■ **Exercise requirements**:
Can you write out the whole listing exactly?

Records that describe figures
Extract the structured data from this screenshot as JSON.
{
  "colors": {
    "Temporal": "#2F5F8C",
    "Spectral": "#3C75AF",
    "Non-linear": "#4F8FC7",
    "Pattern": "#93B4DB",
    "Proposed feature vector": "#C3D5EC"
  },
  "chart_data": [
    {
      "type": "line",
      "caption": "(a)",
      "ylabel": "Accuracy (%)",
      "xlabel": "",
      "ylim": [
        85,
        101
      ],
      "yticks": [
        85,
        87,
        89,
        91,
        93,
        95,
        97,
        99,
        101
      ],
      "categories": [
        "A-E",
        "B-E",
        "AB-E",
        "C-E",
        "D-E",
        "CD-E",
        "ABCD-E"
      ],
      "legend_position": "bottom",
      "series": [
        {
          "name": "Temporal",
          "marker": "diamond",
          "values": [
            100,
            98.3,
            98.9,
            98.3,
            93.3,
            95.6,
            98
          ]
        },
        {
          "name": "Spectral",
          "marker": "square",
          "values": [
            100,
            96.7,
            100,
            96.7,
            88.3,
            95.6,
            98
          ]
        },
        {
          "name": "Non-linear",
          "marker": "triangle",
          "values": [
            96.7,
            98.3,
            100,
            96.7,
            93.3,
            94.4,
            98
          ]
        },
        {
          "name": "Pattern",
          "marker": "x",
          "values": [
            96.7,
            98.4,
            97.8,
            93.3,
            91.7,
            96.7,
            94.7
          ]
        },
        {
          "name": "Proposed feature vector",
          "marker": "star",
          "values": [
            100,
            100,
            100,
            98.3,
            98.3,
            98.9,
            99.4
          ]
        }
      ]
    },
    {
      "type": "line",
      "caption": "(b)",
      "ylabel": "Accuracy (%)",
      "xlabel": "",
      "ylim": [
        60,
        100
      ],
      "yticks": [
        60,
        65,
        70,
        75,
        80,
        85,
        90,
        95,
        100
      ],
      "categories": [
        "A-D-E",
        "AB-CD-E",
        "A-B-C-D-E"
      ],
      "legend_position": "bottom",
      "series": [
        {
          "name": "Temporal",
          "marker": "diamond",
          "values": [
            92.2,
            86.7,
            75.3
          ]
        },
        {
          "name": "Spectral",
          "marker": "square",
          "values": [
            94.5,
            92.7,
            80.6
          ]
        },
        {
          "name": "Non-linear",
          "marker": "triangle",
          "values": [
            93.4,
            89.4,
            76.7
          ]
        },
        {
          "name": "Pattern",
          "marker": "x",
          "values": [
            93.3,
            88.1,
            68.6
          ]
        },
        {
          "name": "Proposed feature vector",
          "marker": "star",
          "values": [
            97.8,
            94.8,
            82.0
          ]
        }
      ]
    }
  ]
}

■ **Response to the task**:
Extract the structured data from this screenshot as JSON.
{
  "colors": {
    "Temporal": "#2F5F8C",
    "Spectral": "#3C75AF",
    "Non-linear": "#4F8FC7",
    "Pattern": "#93B4DB",
    "Proposed feature vector": "#C3D5EC"
  },
  "chart_data": [
    {
      "type": "line",
      "caption": "(a)",
      "ylabel": "Accuracy (%)",
      "xlabel": "",
      "ylim": [
        85,
        101
      ],
      "yticks": [
        85,
        87,
        89,
        91,
        93,
        95,
        97,
        99,
        101
      ],
      "categories": [
        "A-E",
        "B-E",
        "AB-E",
        "C-E",
        "D-E",
        "CD-E",
        "ABCD-E"
      ],
      "legend_position": "bottom",
      "series": [
        {
          "name": "Temporal",
          "marker": "diamond",
          "values": [
            100,
            98.3,
            98.9,
            98.3,
            93.3,
            95.6,
            98
          ]
        },
        {
          "name": "Spectral",
          "marker": "square",
          "values": [
            100,
            96.7,
            100,
            96.7,
            88.3,
            95.6,
            98
          ]
        },
        {
          "name": "Non-linear",
          "marker": "triangle",
          "values": [
            96.7,
            98.3,
            100,
            96.7,
            93.3,
            94.4,
            98
          ]
        },
        {
          "name": "Pattern",
          "marker": "x",
          "values": [
            96.7,
            98.4,
            97.8,
            93.3,
            91.7,
            96.7,
            94.7
          ]
        },
        {
          "name": "Proposed feature vector",
          "marker": "star",
          "values": [
            100,
            100,
            100,
            98.3,
            98.3,
            98.9,
            99.4
          ]
        }
      ]
    },
    {
      "type": "line",
      "caption": "(b)",
      "ylabel": "Accuracy (%)",
      "xlabel": "",
      "ylim": [
        60,
        100
      ],
      "yticks": [
        60,
        65,
        70,
        75,
        80,
        85,
        90,
        95,
        100
      ],
      "categories": [
        "A-D-E",
        "AB-CD-E",
        "A-B-C-D-E"
      ],
      "legend_position": "bottom",
      "series": [
        {
          "name": "Temporal",
          "marker": "diamond",
          "values": [
            92.2,
            86.7,
            75.3
          ]
        },
        {
          "name": "Spectral",
          "marker": "square",
          "values": [
            94.5,
            92.7,
            80.6
          ]
        },
        {
          "name": "Non-linear",
          "marker": "triangle",
          "values": [
            93.4,
            89.4,
            76.7
          ]
        },
        {
          "name": "Pattern",
          "marker": "x",
          "values": [
            93.3,
            88.1,
            68.6
          ]
        },
        {
          "name": "Proposed feature vector",
          "marker": "star",
          "values": [
            97.8,
            94.8,
            82.0
          ]
        }
      ]
    }
  ]
}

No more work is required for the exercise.